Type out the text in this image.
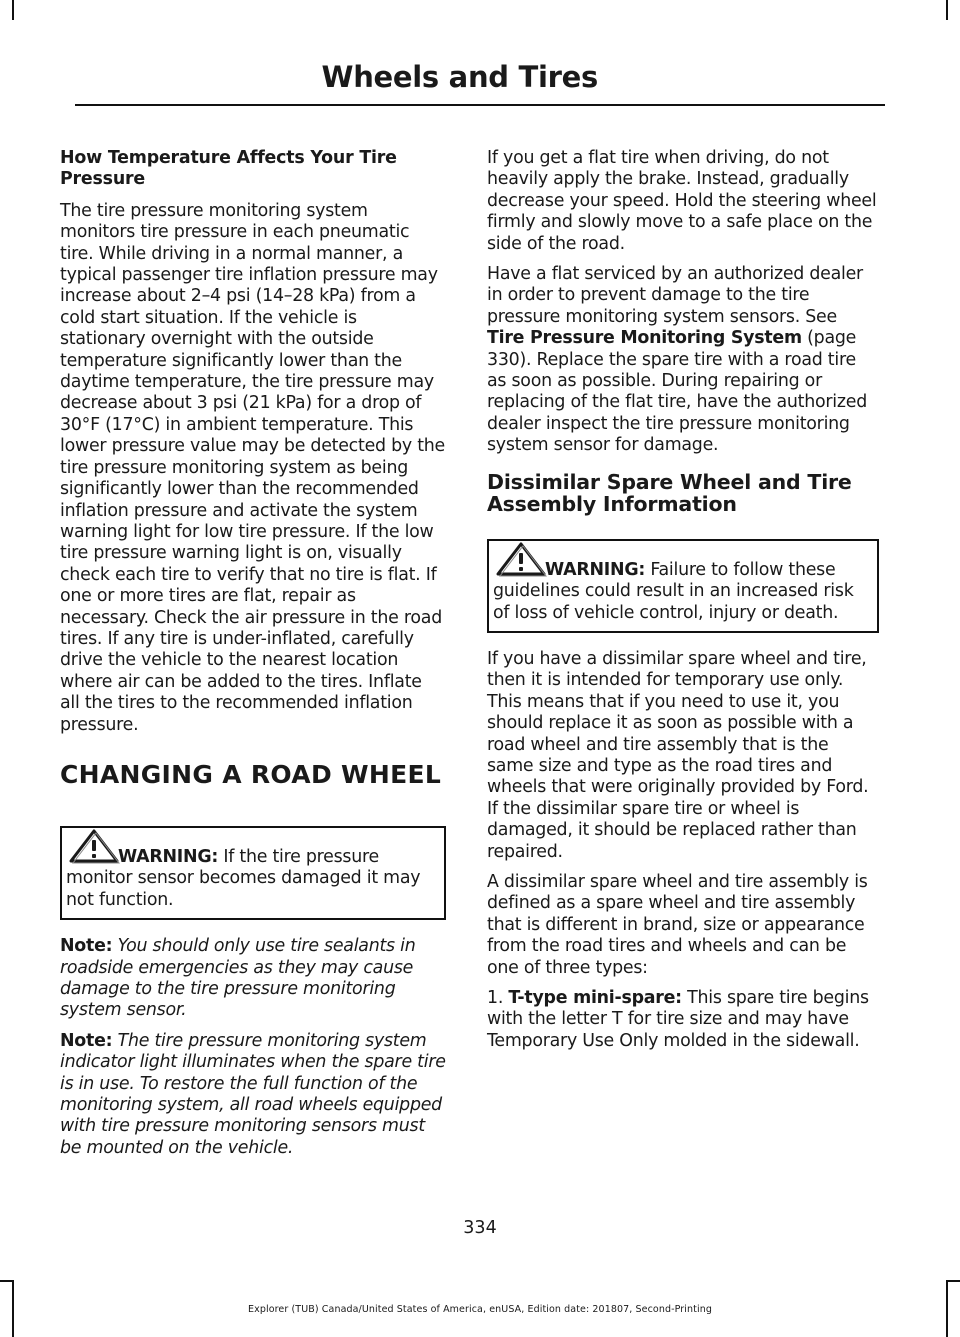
Wheels and Tires
How Temperature Affects Your Tire Pressure

The tire pressure monitoring system monitors tire pressure in each pneumatic tire. While driving in a normal manner, a typical passenger tire inflation pressure may increase about 2–4 psi (14–28 kPa) from a cold start situation. If the vehicle is stationary overnight with the outside temperature significantly lower than the daytime temperature, the tire pressure may decrease about 3 psi (21 kPa) for a drop of 30°F (17°C) in ambient temperature. This lower pressure value may be detected by the tire pressure monitoring system as being significantly lower than the recommended inflation pressure and activate the system warning light for low tire pressure. If the low tire pressure warning light is on, visually check each tire to verify that no tire is flat. If one or more tires are flat, repair as necessary. Check the air pressure in the road tires. If any tire is under-inflated, carefully drive the vehicle to the nearest location where air can be added to the tires. Inflate all the tires to the recommended inflation pressure.

CHANGING A ROAD WHEEL
WARNING: If the tire pressure monitor sensor becomes damaged it may not function.

Note: You should only use tire sealants in roadside emergencies as they may cause damage to the tire pressure monitoring system sensor.

Note: The tire pressure monitoring system indicator light illuminates when the spare tire is in use. To restore the full function of the monitoring system, all road wheels equipped with tire pressure monitoring sensors must be mounted on the vehicle.

If you get a flat tire when driving, do not heavily apply the brake. Instead, gradually decrease your speed. Hold the steering wheel firmly and slowly move to a safe place on the side of the road.

Have a flat serviced by an authorized dealer in order to prevent damage to the tire pressure monitoring system sensors. See Tire Pressure Monitoring System (page 330). Replace the spare tire with a road tire as soon as possible. During repairing or replacing of the flat tire, have the authorized dealer inspect the tire pressure monitoring system sensor for damage.

Dissimilar Spare Wheel and Tire Assembly Information
WARNING: Failure to follow these guidelines could result in an increased risk of loss of vehicle control, injury or death.

If you have a dissimilar spare wheel and tire, then it is intended for temporary use only. This means that if you need to use it, you should replace it as soon as possible with a road wheel and tire assembly that is the same size and type as the road tires and wheels that were originally provided by Ford. If the dissimilar spare tire or wheel is damaged, it should be replaced rather than repaired.

A dissimilar spare wheel and tire assembly is defined as a spare wheel and tire assembly that is different in brand, size or appearance from the road tires and wheels and can be one of three types:

1. T-type mini-spare: This spare tire begins with the letter T for tire size and may have Temporary Use Only molded in the sidewall.

334
Explorer (TUB) Canada/United States of America, enUSA, Edition date: 201807, Second-Printing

» **Direction**: Which lines hold the word "Note"? Show each one.

» **Answer in full**:
Note: You should only use tire sealants in roadside emergencies as they may cause damage to the tire pressure monitoring system sensor.
Note: The tire pressure monitoring system indicator light illuminates when the spare tire is in use. To restore the full function of the monitoring system, all road wheels equipped with tire pressure monitoring sensors must be mounted on the vehicle.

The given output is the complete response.